What to do — Sift the material for lines containing "TradingView", and return them.

Data for processing —
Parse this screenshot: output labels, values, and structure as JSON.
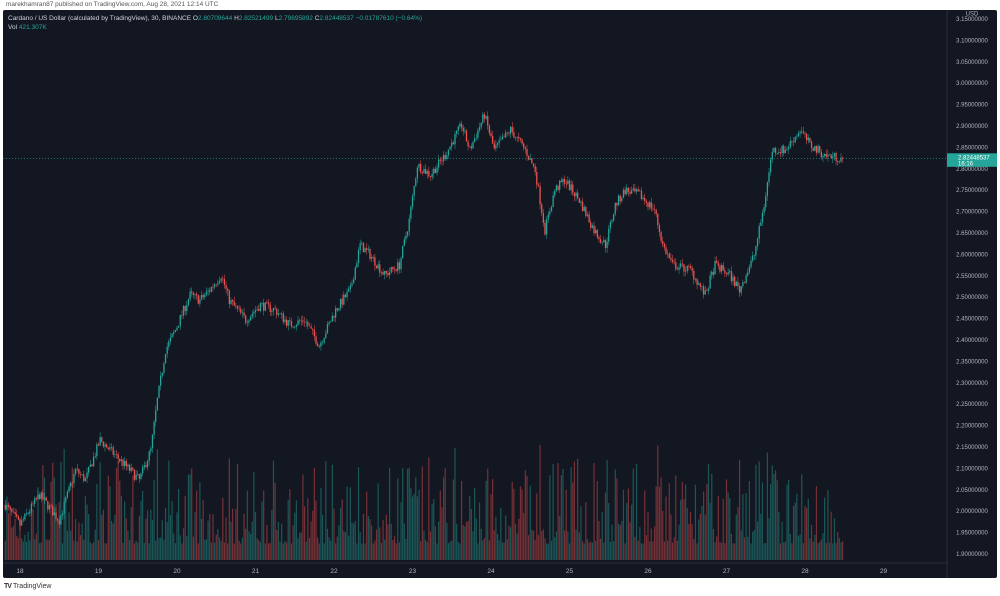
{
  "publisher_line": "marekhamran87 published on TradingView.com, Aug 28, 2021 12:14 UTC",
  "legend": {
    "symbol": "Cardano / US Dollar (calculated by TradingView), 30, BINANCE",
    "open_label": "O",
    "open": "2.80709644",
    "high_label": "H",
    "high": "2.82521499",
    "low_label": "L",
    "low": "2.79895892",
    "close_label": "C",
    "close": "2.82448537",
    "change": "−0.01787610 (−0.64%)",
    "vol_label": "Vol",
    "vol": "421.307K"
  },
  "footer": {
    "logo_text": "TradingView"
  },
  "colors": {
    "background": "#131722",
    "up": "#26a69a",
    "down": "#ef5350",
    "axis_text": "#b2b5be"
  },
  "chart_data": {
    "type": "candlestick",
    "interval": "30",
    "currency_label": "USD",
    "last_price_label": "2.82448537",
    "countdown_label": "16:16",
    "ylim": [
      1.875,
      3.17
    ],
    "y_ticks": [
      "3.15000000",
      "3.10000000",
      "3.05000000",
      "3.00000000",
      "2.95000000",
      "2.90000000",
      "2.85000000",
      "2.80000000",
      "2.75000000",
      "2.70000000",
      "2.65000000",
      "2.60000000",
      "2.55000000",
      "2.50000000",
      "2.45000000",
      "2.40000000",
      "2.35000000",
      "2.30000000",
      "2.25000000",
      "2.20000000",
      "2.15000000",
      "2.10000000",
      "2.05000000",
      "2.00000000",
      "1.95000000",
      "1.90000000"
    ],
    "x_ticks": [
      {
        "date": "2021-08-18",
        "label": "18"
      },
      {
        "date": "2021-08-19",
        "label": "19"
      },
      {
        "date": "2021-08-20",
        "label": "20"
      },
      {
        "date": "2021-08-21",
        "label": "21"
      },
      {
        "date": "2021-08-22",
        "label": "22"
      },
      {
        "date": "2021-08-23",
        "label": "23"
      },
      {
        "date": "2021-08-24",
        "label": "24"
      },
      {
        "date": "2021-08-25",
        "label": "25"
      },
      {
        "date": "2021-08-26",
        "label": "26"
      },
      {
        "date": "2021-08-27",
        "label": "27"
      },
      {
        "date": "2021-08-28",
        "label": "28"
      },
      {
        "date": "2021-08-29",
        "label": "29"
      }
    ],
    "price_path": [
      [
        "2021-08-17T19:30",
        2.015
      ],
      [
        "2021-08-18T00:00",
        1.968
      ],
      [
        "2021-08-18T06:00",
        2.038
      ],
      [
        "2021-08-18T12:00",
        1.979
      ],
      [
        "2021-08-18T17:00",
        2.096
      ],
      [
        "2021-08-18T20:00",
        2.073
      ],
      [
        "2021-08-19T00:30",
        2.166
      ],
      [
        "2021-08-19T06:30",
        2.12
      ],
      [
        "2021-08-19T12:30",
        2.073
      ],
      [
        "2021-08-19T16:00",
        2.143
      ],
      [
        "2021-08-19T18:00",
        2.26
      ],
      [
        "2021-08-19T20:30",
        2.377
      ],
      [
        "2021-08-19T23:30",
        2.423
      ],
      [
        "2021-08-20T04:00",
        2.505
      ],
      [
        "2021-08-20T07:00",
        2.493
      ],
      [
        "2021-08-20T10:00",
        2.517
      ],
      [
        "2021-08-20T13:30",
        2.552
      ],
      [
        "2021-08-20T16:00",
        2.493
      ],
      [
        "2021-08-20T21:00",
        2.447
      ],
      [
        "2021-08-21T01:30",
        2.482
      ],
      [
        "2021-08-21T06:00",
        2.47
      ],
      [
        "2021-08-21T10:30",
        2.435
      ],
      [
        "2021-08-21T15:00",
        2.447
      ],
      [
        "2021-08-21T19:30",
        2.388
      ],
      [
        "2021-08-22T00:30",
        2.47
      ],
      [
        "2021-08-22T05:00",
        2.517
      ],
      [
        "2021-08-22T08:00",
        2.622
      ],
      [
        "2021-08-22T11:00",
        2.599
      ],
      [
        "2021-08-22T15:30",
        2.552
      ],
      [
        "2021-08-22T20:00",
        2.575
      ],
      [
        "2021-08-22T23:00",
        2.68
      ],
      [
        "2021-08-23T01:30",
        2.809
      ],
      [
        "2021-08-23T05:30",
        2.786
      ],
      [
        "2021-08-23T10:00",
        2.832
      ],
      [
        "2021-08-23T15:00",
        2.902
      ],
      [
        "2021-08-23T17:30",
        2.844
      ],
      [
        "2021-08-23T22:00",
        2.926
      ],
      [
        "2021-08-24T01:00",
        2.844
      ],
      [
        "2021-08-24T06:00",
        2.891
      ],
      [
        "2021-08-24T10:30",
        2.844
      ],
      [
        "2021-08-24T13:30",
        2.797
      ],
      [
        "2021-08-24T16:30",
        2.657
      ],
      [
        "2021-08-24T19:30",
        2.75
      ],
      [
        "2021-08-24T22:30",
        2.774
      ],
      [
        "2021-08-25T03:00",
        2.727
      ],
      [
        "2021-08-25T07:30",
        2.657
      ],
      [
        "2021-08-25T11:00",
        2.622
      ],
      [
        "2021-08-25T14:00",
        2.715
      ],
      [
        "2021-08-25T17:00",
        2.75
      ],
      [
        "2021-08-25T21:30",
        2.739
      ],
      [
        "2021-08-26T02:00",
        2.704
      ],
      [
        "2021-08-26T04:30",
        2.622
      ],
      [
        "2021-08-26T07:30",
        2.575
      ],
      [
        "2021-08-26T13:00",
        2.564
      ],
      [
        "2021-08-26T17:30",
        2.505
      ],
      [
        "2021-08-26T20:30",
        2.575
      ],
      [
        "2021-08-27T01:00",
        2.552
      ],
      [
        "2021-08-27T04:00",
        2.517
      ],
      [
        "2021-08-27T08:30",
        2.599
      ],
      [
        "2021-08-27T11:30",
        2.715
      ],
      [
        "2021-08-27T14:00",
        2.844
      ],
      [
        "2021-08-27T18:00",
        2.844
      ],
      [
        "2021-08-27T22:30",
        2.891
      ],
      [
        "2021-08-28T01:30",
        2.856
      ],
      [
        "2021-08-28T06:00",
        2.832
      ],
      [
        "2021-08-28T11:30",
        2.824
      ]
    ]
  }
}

...

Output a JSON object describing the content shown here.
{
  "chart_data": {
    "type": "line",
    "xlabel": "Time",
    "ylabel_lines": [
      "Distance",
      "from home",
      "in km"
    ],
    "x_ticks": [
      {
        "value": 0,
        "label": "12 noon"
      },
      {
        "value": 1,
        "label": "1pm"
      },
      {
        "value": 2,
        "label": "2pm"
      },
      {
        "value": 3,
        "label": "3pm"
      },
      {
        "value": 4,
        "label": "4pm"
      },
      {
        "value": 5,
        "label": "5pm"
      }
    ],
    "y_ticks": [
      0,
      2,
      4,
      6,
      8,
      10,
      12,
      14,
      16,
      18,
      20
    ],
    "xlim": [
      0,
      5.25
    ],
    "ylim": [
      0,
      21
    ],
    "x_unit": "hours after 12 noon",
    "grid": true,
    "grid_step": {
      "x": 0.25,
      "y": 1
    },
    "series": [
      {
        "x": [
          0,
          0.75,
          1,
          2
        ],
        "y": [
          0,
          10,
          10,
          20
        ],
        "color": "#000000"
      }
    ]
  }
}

Solution to the problem —
  "publisher_line": "marekhamran87 published on TradingView.com, Aug 28, 2021 12:14 UTC",
    "symbol": "Cardano / US Dollar (calculated by TradingView), 30, BINANCE",
    "logo_text": "TradingView"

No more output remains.